Copy out every line containing the word "this".

____

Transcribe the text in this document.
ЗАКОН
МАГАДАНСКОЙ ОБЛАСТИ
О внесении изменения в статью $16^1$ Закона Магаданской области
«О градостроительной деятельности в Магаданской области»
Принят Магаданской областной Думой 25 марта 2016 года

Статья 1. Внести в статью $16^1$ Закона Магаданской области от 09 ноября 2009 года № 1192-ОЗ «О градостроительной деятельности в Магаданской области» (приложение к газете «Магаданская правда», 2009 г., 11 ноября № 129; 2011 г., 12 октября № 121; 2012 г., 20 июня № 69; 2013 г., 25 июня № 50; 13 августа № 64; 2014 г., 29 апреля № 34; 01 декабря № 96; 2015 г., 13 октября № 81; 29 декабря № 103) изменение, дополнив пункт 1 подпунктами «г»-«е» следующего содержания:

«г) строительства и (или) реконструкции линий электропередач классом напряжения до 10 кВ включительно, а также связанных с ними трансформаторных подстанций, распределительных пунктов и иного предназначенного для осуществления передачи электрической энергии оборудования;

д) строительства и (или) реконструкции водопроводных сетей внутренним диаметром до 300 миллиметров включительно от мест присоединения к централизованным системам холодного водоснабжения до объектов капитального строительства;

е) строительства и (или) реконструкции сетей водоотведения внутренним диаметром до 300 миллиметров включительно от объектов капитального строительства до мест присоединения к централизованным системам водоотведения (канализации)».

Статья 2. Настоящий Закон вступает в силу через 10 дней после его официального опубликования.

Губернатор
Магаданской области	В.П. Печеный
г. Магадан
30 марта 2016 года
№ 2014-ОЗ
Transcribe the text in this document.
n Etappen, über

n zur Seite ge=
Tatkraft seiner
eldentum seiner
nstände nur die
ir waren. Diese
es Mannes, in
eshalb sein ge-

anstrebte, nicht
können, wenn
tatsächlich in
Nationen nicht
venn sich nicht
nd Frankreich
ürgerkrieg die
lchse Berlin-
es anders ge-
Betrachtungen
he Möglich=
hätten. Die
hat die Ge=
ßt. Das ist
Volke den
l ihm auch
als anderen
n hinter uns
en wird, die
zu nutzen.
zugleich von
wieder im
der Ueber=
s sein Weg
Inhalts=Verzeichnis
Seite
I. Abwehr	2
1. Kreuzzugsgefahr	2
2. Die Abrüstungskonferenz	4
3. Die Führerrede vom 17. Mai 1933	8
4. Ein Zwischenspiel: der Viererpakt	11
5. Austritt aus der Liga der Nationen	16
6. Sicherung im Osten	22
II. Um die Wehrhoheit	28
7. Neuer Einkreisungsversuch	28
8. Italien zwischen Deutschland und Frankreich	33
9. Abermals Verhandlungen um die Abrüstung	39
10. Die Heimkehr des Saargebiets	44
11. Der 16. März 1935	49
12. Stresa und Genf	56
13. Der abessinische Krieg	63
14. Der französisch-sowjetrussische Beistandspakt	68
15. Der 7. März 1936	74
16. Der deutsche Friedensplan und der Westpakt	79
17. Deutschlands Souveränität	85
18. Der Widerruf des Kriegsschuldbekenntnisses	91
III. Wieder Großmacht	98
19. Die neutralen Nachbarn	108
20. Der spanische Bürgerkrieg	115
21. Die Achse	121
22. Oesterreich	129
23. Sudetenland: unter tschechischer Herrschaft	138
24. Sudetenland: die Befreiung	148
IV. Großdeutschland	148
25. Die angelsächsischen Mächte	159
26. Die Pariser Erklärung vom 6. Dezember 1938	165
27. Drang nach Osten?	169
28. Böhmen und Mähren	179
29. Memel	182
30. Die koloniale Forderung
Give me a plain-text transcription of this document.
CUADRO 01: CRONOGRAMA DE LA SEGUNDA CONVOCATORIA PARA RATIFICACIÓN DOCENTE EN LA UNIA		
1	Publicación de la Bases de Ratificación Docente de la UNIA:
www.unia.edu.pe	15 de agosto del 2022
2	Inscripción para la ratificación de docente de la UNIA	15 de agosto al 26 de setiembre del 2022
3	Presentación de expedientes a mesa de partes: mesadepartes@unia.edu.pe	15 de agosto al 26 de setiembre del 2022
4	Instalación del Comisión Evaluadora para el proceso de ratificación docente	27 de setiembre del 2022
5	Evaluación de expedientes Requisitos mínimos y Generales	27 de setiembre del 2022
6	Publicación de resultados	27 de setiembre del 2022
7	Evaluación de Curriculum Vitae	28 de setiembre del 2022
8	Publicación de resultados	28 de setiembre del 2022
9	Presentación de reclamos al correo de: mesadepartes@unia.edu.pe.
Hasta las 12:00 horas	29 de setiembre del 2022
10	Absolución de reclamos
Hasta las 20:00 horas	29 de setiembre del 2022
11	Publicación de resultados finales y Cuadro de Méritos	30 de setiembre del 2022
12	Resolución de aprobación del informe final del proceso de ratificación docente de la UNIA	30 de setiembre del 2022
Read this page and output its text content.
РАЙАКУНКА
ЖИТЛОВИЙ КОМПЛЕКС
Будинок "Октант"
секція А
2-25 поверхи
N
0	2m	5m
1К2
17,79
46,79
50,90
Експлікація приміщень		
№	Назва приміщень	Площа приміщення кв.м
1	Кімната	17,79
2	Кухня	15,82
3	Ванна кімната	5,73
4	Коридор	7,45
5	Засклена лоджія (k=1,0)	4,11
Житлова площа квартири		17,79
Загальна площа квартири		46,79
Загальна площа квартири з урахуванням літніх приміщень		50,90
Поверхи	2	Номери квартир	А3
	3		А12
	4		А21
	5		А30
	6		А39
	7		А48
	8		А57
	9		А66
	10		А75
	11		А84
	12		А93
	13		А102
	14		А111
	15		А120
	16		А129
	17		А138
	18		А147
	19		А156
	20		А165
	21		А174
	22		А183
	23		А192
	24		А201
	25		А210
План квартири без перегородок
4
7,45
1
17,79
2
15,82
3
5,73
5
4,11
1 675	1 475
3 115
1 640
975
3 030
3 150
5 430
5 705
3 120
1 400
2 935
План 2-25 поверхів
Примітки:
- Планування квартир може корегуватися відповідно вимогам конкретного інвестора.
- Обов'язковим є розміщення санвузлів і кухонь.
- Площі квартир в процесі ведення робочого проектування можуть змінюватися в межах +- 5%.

____

### Solution below
Transcribe the text in this document.
Transcribe the text in this document.
Give me a plain-text transcription of this document.
Read this page and output its text content.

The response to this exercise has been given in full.